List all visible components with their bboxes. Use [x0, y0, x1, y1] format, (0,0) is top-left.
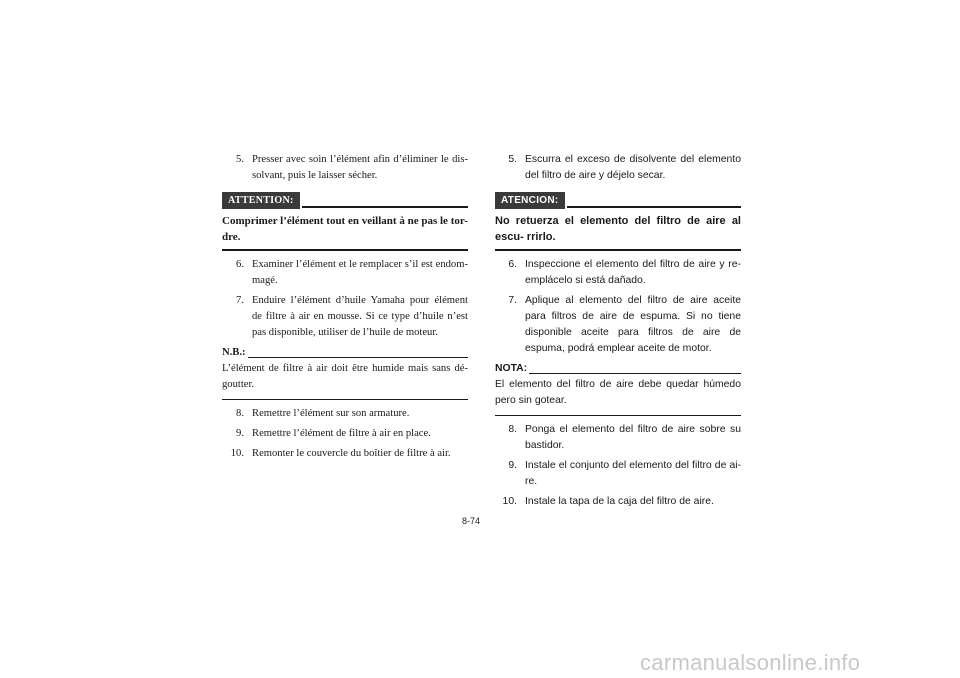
step-number: 6.: [236, 259, 244, 270]
step-text: Remonter le couvercle du boîtier de filtre à air.: [252, 448, 451, 459]
note-label: N.B.:: [222, 347, 246, 358]
step-number: 10.: [230, 448, 244, 459]
step-number: 6.: [508, 259, 517, 270]
step-number: 8.: [508, 424, 517, 435]
es-step-7: [495, 293, 741, 357]
es-step-10: [495, 494, 741, 510]
step-text: Aplique al elemento del filtro de aire aceite para filtros de aire de espuma. Si no tiene disponible aceite para filtros de aire de espuma, podrá emplear aceite de motor.: [525, 295, 741, 354]
french-column: [222, 152, 468, 466]
fr-step-8: [222, 406, 468, 422]
spanish-column: [495, 152, 741, 514]
step-text: Instale la tapa de la caja del filtro de aire.: [525, 496, 714, 507]
es-step-5: [495, 152, 741, 184]
fr-step-6: [222, 257, 468, 289]
step-text: Escurra el exceso de disolvente del elemento del filtro de aire y déjelo secar.: [525, 154, 741, 181]
step-number: 5.: [508, 154, 517, 165]
divider: [302, 206, 468, 208]
step-text: Examiner l’élément et le remplacer s’il est endom- magé.: [252, 259, 468, 286]
step-text: Instale el conjunto del elemento del filtro de ai- re.: [525, 460, 741, 487]
page-number: 8-74: [462, 516, 481, 526]
es-attention-header: [495, 192, 741, 209]
step-number: 8.: [236, 408, 244, 419]
step-text: Remettre l’élément de filtre à air en place.: [252, 428, 431, 439]
step-number: 10.: [502, 496, 517, 507]
fr-note-header: [222, 345, 468, 361]
es-step-6: [495, 257, 741, 289]
step-text: Enduire l’élément d’huile Yamaha pour élément de filtre à air en mousse. Si ce type d’huile n’est pas disponible, utiliser de l’huile de moteur.: [252, 295, 468, 338]
fr-step-10: [222, 446, 468, 462]
fr-step-9: [222, 426, 468, 442]
es-step-8: [495, 422, 741, 454]
watermark: carmanualsonline.info: [640, 650, 861, 675]
step-number: 9.: [508, 460, 517, 471]
divider: [248, 357, 468, 358]
attention-badge: ATENCION:: [495, 192, 565, 209]
fr-attention-text: Comprimer l’élément tout en veillant à ne pas le tor- dre.: [222, 213, 468, 251]
fr-attention-header: [222, 192, 468, 209]
fr-note-text: L’élément de filtre à air doit être humide mais sans dé- goutter.: [222, 361, 468, 400]
step-text: Remettre l’élément sur son armature.: [252, 408, 410, 419]
step-number: 7.: [508, 295, 517, 306]
step-text: Inspeccione el elemento del filtro de aire y re- emplácelo si está dañado.: [525, 259, 741, 286]
es-attention-text: No retuerza el elemento del filtro de aire al escu- rrirlo.: [495, 213, 741, 251]
fr-step-7: [222, 293, 468, 341]
step-text: Presser avec soin l’élément afin d’éliminer le dis- solvant, puis le laisser sécher.: [252, 154, 468, 181]
step-number: 7.: [236, 295, 244, 306]
step-text: Ponga el elemento del filtro de aire sobre su bastidor.: [525, 424, 741, 451]
es-note-text: El elemento del filtro de aire debe quedar húmedo pero sin gotear.: [495, 377, 741, 416]
divider: [567, 206, 741, 208]
step-number: 9.: [236, 428, 244, 439]
note-label: NOTA:: [495, 363, 528, 374]
es-note-header: [495, 361, 741, 377]
es-step-9: [495, 458, 741, 490]
step-number: 5.: [236, 154, 244, 165]
attention-badge: ATTENTION:: [222, 192, 300, 209]
divider: [529, 373, 741, 374]
fr-step-5: [222, 152, 468, 184]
------------------------
Given exercise
Copy out every row above line for line without changing a character, and leave out the picture lines.

Finished task
List all visible components with their bboxes. Use [x0, y0, x1, y1] format, (0,0) is top-left.
step-number: 6.: [236, 259, 244, 270]
step-text: Remonter le couvercle du boîtier de filtre à air.: [252, 448, 451, 459]
note-label: N.B.:: [222, 347, 246, 358]
step-number: 10.: [230, 448, 244, 459]
step-number: 6.: [508, 259, 517, 270]
step-number: 8.: [508, 424, 517, 435]
es-step-7: [495, 293, 741, 357]
es-step-10: [495, 494, 741, 510]
step-text: Aplique al elemento del filtro de aire aceite para filtros de aire de espuma. Si no tiene disponible aceite para filtros de aire de espuma, podrá emplear aceite de motor.: [525, 295, 741, 354]
french-column: [222, 152, 468, 466]
fr-step-8: [222, 406, 468, 422]
spanish-column: [495, 152, 741, 514]
step-text: Instale la tapa de la caja del filtro de aire.: [525, 496, 714, 507]
es-step-5: [495, 152, 741, 184]
fr-step-6: [222, 257, 468, 289]
step-text: Escurra el exceso de disolvente del elemento del filtro de aire y déjelo secar.: [525, 154, 741, 181]
step-number: 5.: [508, 154, 517, 165]
divider: [302, 206, 468, 208]
step-text: Examiner l’élément et le remplacer s’il est endom- magé.: [252, 259, 468, 286]
step-text: Instale el conjunto del elemento del filtro de ai- re.: [525, 460, 741, 487]
page-number: 8-74: [462, 516, 481, 526]
es-attention-header: [495, 192, 741, 209]
step-number: 8.: [236, 408, 244, 419]
step-text: Remettre l’élément de filtre à air en place.: [252, 428, 431, 439]
step-number: 10.: [502, 496, 517, 507]
fr-note-header: [222, 345, 468, 361]
es-step-6: [495, 257, 741, 289]
step-text: Enduire l’élément d’huile Yamaha pour élément de filtre à air en mousse. Si ce type d’huile n’est pas disponible, utiliser de l’huile de moteur.: [252, 295, 468, 338]
fr-step-10: [222, 446, 468, 462]
fr-step-9: [222, 426, 468, 442]
es-step-8: [495, 422, 741, 454]
watermark: carmanualsonline.info: [640, 650, 861, 675]
step-number: 9.: [508, 460, 517, 471]
divider: [248, 357, 468, 358]
attention-badge: ATENCION:: [495, 192, 565, 209]
fr-attention-text: Comprimer l’élément tout en veillant à ne pas le tor- dre.: [222, 213, 468, 251]
fr-attention-header: [222, 192, 468, 209]
fr-note-text: L’élément de filtre à air doit être humide mais sans dé- goutter.: [222, 361, 468, 400]
step-text: Remettre l’élément sur son armature.: [252, 408, 410, 419]
step-number: 7.: [508, 295, 517, 306]
step-text: Inspeccione el elemento del filtro de aire y re- emplácelo si está dañado.: [525, 259, 741, 286]
es-attention-text: No retuerza el elemento del filtro de aire al escu- rrirlo.: [495, 213, 741, 251]
fr-step-7: [222, 293, 468, 341]
step-text: Presser avec soin l’élément afin d’éliminer le dis- solvant, puis le laisser sécher.: [252, 154, 468, 181]
step-number: 7.: [236, 295, 244, 306]
step-text: Ponga el elemento del filtro de aire sobre su bastidor.: [525, 424, 741, 451]
es-note-text: El elemento del filtro de aire debe quedar húmedo pero sin gotear.: [495, 377, 741, 416]
divider: [567, 206, 741, 208]
step-number: 9.: [236, 428, 244, 439]
note-label: NOTA:: [495, 363, 528, 374]
es-note-header: [495, 361, 741, 377]
es-step-9: [495, 458, 741, 490]
step-number: 5.: [236, 154, 244, 165]
attention-badge: ATTENTION:: [222, 192, 300, 209]
divider: [529, 373, 741, 374]
fr-step-5: [222, 152, 468, 184]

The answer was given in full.